* **Task directions**: Using the material below, work out how many lines contain the word "roku". Reply with the number and nothing more.

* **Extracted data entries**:
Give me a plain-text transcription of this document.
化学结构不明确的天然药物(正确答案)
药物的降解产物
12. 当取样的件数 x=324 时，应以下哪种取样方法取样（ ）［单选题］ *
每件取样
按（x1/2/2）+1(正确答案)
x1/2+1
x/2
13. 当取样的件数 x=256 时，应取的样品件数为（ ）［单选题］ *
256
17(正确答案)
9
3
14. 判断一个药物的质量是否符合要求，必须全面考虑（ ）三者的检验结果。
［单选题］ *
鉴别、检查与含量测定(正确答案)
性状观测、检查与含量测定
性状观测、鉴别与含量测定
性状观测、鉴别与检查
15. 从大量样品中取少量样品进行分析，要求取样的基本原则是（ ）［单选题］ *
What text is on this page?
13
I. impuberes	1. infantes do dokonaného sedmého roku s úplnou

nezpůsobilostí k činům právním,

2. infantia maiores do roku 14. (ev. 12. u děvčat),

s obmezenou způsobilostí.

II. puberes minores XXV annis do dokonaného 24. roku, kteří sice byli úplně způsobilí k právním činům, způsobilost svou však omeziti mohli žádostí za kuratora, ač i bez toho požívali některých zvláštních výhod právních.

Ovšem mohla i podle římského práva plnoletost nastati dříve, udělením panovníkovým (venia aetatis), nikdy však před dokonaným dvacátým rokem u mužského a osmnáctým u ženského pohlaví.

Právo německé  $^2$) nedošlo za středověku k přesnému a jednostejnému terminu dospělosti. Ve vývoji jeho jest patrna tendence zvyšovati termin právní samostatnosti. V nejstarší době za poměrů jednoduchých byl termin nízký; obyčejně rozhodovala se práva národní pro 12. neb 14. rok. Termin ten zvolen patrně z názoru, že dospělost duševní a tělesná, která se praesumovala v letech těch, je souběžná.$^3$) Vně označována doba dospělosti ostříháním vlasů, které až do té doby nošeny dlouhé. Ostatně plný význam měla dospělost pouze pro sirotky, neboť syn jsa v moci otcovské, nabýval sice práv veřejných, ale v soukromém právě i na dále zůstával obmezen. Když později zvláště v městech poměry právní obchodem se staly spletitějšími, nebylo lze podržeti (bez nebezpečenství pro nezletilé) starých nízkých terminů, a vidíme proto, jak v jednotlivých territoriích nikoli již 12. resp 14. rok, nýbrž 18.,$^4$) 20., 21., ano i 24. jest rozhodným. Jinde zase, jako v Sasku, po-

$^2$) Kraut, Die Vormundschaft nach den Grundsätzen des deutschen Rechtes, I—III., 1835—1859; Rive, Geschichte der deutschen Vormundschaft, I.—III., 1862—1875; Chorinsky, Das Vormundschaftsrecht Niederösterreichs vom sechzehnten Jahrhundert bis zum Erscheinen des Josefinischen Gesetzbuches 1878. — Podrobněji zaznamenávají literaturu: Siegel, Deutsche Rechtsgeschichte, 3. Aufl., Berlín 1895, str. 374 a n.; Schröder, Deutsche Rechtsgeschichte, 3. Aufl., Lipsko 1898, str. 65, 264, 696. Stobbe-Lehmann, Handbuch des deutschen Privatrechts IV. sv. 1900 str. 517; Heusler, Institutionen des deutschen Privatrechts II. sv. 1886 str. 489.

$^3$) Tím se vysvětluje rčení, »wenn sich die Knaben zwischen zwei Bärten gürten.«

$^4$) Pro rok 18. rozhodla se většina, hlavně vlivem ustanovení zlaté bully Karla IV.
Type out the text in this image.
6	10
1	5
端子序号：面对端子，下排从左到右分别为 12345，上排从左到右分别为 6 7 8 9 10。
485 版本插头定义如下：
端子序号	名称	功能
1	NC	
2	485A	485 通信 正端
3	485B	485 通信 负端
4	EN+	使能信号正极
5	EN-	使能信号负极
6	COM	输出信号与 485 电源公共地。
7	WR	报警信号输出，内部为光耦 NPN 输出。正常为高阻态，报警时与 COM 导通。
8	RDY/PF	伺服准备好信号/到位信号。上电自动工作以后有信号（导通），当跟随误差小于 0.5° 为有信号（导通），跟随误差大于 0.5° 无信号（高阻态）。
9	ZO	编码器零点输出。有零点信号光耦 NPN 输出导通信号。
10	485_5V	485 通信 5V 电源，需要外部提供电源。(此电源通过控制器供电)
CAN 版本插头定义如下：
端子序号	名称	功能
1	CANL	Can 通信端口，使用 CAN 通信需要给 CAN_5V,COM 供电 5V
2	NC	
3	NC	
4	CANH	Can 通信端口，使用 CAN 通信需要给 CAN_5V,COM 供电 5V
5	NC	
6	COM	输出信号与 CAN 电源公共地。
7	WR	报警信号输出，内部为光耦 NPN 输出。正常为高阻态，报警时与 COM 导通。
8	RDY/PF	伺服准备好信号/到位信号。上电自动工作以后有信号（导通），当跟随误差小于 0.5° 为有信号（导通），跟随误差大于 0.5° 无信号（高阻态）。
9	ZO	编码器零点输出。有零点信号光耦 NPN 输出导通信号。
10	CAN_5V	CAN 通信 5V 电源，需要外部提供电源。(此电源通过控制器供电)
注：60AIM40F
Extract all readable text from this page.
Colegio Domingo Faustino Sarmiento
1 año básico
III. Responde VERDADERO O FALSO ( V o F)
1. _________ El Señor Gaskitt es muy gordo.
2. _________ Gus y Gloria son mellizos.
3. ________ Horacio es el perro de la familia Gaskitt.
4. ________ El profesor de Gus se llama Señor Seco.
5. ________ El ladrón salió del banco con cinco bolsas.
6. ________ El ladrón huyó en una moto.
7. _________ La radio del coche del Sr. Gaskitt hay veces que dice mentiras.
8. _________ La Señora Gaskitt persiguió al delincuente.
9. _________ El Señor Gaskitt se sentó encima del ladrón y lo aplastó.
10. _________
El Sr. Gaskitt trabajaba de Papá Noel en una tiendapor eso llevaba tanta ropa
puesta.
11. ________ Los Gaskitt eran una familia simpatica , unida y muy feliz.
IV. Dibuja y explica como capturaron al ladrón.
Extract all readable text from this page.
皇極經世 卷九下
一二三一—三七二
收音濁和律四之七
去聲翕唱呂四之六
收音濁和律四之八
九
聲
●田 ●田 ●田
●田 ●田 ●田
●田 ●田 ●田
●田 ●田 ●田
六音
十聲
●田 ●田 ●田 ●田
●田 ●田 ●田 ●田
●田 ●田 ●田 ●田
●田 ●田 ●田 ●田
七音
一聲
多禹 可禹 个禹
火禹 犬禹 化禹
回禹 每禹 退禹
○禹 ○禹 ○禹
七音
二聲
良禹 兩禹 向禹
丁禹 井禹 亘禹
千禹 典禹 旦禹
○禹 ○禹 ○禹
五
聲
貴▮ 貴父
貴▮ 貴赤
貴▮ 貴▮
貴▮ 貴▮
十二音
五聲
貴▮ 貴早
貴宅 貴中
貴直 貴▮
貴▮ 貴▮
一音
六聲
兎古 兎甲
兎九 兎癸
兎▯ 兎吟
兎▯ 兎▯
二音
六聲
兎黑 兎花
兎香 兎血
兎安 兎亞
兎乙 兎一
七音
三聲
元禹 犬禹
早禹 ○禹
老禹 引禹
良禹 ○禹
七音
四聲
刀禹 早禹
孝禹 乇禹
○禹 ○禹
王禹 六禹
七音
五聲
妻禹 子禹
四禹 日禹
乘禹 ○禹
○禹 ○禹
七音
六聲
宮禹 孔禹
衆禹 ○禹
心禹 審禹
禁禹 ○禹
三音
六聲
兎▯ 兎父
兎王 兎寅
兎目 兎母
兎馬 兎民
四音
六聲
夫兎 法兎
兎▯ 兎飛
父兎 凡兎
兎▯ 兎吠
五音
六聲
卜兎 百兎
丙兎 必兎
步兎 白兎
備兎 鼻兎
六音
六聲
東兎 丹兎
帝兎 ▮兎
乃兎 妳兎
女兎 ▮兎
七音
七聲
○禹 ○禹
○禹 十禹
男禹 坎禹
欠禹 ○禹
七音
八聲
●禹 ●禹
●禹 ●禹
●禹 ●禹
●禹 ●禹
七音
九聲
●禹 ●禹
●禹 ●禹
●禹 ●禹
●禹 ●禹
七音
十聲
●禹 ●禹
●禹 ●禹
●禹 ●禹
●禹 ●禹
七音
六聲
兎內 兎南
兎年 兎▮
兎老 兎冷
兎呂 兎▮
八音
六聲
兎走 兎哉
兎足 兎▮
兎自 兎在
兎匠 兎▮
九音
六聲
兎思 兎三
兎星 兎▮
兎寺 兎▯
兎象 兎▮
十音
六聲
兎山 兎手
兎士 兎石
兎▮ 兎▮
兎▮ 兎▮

* **Output**: 3